What you should do: The records that follow should be retyped word for word.

○ ○ ○ ○ ○ ○ ○

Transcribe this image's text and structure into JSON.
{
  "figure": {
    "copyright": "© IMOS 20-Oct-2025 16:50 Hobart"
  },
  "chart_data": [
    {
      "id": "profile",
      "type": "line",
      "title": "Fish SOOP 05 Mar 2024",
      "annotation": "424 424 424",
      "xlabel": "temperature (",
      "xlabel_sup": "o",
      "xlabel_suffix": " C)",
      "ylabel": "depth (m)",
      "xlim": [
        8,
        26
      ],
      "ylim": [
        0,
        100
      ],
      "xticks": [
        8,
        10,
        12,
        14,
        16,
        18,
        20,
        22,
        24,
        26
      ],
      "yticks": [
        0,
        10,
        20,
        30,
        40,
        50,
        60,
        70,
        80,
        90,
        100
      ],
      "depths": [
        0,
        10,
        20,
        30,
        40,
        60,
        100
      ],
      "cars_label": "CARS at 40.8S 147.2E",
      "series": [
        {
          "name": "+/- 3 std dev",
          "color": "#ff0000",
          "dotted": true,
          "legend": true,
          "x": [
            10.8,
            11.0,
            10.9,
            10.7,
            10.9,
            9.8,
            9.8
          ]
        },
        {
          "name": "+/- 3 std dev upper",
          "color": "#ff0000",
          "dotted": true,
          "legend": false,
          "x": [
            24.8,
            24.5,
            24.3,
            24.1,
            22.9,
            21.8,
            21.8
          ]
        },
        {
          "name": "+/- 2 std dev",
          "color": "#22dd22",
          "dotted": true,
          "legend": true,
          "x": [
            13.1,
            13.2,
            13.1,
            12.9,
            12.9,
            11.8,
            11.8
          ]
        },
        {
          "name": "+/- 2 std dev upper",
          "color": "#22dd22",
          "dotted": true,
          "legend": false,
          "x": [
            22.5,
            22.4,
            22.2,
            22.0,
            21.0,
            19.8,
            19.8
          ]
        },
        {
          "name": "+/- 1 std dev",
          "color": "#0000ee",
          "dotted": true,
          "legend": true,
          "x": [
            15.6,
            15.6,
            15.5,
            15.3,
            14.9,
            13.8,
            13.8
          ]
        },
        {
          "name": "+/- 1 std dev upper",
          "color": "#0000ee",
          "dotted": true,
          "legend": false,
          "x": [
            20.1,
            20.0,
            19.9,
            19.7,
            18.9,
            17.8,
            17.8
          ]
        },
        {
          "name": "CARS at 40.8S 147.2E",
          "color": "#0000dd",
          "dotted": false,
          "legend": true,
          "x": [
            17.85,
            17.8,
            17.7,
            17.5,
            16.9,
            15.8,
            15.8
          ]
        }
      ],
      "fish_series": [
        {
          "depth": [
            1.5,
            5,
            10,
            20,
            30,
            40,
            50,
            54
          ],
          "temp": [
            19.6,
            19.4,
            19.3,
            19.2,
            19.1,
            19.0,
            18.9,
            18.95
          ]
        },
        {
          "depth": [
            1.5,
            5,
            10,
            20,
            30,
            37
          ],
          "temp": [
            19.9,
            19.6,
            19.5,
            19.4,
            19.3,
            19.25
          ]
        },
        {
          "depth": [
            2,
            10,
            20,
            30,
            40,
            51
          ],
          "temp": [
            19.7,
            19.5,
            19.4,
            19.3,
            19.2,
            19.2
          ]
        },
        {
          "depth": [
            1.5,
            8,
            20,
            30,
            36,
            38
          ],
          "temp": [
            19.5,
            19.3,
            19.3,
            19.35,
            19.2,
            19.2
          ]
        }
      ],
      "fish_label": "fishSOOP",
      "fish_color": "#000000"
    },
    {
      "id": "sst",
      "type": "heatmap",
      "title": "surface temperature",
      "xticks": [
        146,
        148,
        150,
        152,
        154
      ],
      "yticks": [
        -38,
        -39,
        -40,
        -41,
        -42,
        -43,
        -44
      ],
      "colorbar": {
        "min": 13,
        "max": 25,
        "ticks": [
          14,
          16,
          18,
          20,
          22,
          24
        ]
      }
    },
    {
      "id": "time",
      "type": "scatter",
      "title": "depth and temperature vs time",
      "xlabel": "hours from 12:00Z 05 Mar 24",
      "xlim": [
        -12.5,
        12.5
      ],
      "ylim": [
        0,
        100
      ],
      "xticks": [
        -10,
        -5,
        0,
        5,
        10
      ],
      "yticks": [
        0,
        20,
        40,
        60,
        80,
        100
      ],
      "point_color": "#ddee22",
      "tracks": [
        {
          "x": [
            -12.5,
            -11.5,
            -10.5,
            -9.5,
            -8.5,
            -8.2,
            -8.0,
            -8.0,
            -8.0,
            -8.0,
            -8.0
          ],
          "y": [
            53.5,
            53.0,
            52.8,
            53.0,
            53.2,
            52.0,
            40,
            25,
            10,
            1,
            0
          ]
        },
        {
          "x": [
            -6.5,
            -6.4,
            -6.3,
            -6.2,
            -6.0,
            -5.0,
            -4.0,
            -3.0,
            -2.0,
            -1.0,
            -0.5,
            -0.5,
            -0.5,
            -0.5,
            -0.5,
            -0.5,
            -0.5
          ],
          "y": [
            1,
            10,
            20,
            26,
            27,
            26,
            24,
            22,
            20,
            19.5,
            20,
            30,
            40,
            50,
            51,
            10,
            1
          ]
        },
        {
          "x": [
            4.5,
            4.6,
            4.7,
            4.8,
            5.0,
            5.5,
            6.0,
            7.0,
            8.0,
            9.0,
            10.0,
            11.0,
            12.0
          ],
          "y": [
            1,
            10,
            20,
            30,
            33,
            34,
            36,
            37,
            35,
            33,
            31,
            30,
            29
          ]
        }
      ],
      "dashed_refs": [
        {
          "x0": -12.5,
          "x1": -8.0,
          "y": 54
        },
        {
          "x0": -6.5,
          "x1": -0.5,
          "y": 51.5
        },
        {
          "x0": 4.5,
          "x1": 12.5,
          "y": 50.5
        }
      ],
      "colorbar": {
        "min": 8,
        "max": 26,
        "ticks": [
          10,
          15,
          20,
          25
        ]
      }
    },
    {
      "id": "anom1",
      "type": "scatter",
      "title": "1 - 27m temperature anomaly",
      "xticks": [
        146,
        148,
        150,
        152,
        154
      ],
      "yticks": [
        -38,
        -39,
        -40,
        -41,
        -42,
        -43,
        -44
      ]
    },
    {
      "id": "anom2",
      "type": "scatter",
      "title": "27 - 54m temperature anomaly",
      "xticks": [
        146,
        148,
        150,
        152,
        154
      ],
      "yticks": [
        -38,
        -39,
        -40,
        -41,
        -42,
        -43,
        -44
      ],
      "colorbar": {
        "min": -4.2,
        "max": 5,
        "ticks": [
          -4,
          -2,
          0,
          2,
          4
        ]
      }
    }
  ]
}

○ ○ ○ ○ ○ ○ ○

Result of the exercise:
Transcribe this image's text and structure into JSON.
{
  "figure": {
    "copyright": "© IMOS 20-Oct-2025 16:50 Hobart"
  },
  "chart_data": [
    {
      "id": "profile",
      "type": "line",
      "title": "Fish SOOP 05 Mar 2024",
      "annotation": "424 424 424",
      "xlabel": "temperature (",
      "xlabel_sup": "o",
      "xlabel_suffix": " C)",
      "ylabel": "depth (m)",
      "xlim": [
        8,
        26
      ],
      "ylim": [
        0,
        100
      ],
      "xticks": [
        8,
        10,
        12,
        14,
        16,
        18,
        20,
        22,
        24,
        26
      ],
      "yticks": [
        0,
        10,
        20,
        30,
        40,
        50,
        60,
        70,
        80,
        90,
        100
      ],
      "depths": [
        0,
        10,
        20,
        30,
        40,
        60,
        100
      ],
      "cars_label": "CARS at 40.8S 147.2E",
      "series": [
        {
          "name": "+/- 3 std dev",
          "color": "#ff0000",
          "dotted": true,
          "legend": true,
          "x": [
            10.8,
            11.0,
            10.9,
            10.7,
            10.9,
            9.8,
            9.8
          ]
        },
        {
          "name": "+/- 3 std dev upper",
          "color": "#ff0000",
          "dotted": true,
          "legend": false,
          "x": [
            24.8,
            24.5,
            24.3,
            24.1,
            22.9,
            21.8,
            21.8
          ]
        },
        {
          "name": "+/- 2 std dev",
          "color": "#22dd22",
          "dotted": true,
          "legend": true,
          "x": [
            13.1,
            13.2,
            13.1,
            12.9,
            12.9,
            11.8,
            11.8
          ]
        },
        {
          "name": "+/- 2 std dev upper",
          "color": "#22dd22",
          "dotted": true,
          "legend": false,
          "x": [
            22.5,
            22.4,
            22.2,
            22.0,
            21.0,
            19.8,
            19.8
          ]
        },
        {
          "name": "+/- 1 std dev",
          "color": "#0000ee",
          "dotted": true,
          "legend": true,
          "x": [
            15.6,
            15.6,
            15.5,
            15.3,
            14.9,
            13.8,
            13.8
          ]
        },
        {
          "name": "+/- 1 std dev upper",
          "color": "#0000ee",
          "dotted": true,
          "legend": false,
          "x": [
            20.1,
            20.0,
            19.9,
            19.7,
            18.9,
            17.8,
            17.8
          ]
        },
        {
          "name": "CARS at 40.8S 147.2E",
          "color": "#0000dd",
          "dotted": false,
          "legend": true,
          "x": [
            17.85,
            17.8,
            17.7,
            17.5,
            16.9,
            15.8,
            15.8
          ]
        }
      ],
      "fish_series": [
        {
          "depth": [
            1.5,
            5,
            10,
            20,
            30,
            40,
            50,
            54
          ],
          "temp": [
            19.6,
            19.4,
            19.3,
            19.2,
            19.1,
            19.0,
            18.9,
            18.95
          ]
        },
        {
          "depth": [
            1.5,
            5,
            10,
            20,
            30,
            37
          ],
          "temp": [
            19.9,
            19.6,
            19.5,
            19.4,
            19.3,
            19.25
          ]
        },
        {
          "depth": [
            2,
            10,
            20,
            30,
            40,
            51
          ],
          "temp": [
            19.7,
            19.5,
            19.4,
            19.3,
            19.2,
            19.2
          ]
        },
        {
          "depth": [
            1.5,
            8,
            20,
            30,
            36,
            38
          ],
          "temp": [
            19.5,
            19.3,
            19.3,
            19.35,
            19.2,
            19.2
          ]
        }
      ],
      "fish_label": "fishSOOP",
      "fish_color": "#000000"
    },
    {
      "id": "sst",
      "type": "heatmap",
      "title": "surface temperature",
      "xticks": [
        146,
        148,
        150,
        152,
        154
      ],
      "yticks": [
        -38,
        -39,
        -40,
        -41,
        -42,
        -43,
        -44
      ],
      "colorbar": {
        "min": 13,
        "max": 25,
        "ticks": [
          14,
          16,
          18,
          20,
          22,
          24
        ]
      }
    },
    {
      "id": "time",
      "type": "scatter",
      "title": "depth and temperature vs time",
      "xlabel": "hours from 12:00Z 05 Mar 24",
      "xlim": [
        -12.5,
        12.5
      ],
      "ylim": [
        0,
        100
      ],
      "xticks": [
        -10,
        -5,
        0,
        5,
        10
      ],
      "yticks": [
        0,
        20,
        40,
        60,
        80,
        100
      ],
      "point_color": "#ddee22",
      "tracks": [
        {
          "x": [
            -12.5,
            -11.5,
            -10.5,
            -9.5,
            -8.5,
            -8.2,
            -8.0,
            -8.0,
            -8.0,
            -8.0,
            -8.0
          ],
          "y": [
            53.5,
            53.0,
            52.8,
            53.0,
            53.2,
            52.0,
            40,
            25,
            10,
            1,
            0
          ]
        },
        {
          "x": [
            -6.5,
            -6.4,
            -6.3,
            -6.2,
            -6.0,
            -5.0,
            -4.0,
            -3.0,
            -2.0,
            -1.0,
            -0.5,
            -0.5,
            -0.5,
            -0.5,
            -0.5,
            -0.5,
            -0.5
          ],
          "y": [
            1,
            10,
            20,
            26,
            27,
            26,
            24,
            22,
            20,
            19.5,
            20,
            30,
            40,
            50,
            51,
            10,
            1
          ]
        },
        {
          "x": [
            4.5,
            4.6,
            4.7,
            4.8,
            5.0,
            5.5,
            6.0,
            7.0,
            8.0,
            9.0,
            10.0,
            11.0,
            12.0
          ],
          "y": [
            1,
            10,
            20,
            30,
            33,
            34,
            36,
            37,
            35,
            33,
            31,
            30,
            29
          ]
        }
      ],
      "dashed_refs": [
        {
          "x0": -12.5,
          "x1": -8.0,
          "y": 54
        },
        {
          "x0": -6.5,
          "x1": -0.5,
          "y": 51.5
        },
        {
          "x0": 4.5,
          "x1": 12.5,
          "y": 50.5
        }
      ],
      "colorbar": {
        "min": 8,
        "max": 26,
        "ticks": [
          10,
          15,
          20,
          25
        ]
      }
    },
    {
      "id": "anom1",
      "type": "scatter",
      "title": "1 - 27m temperature anomaly",
      "xticks": [
        146,
        148,
        150,
        152,
        154
      ],
      "yticks": [
        -38,
        -39,
        -40,
        -41,
        -42,
        -43,
        -44
      ]
    },
    {
      "id": "anom2",
      "type": "scatter",
      "title": "27 - 54m temperature anomaly",
      "xticks": [
        146,
        148,
        150,
        152,
        154
      ],
      "yticks": [
        -38,
        -39,
        -40,
        -41,
        -42,
        -43,
        -44
      ],
      "colorbar": {
        "min": -4.2,
        "max": 5,
        "ticks": [
          -4,
          -2,
          0,
          2,
          4
        ]
      }
    }
  ]
}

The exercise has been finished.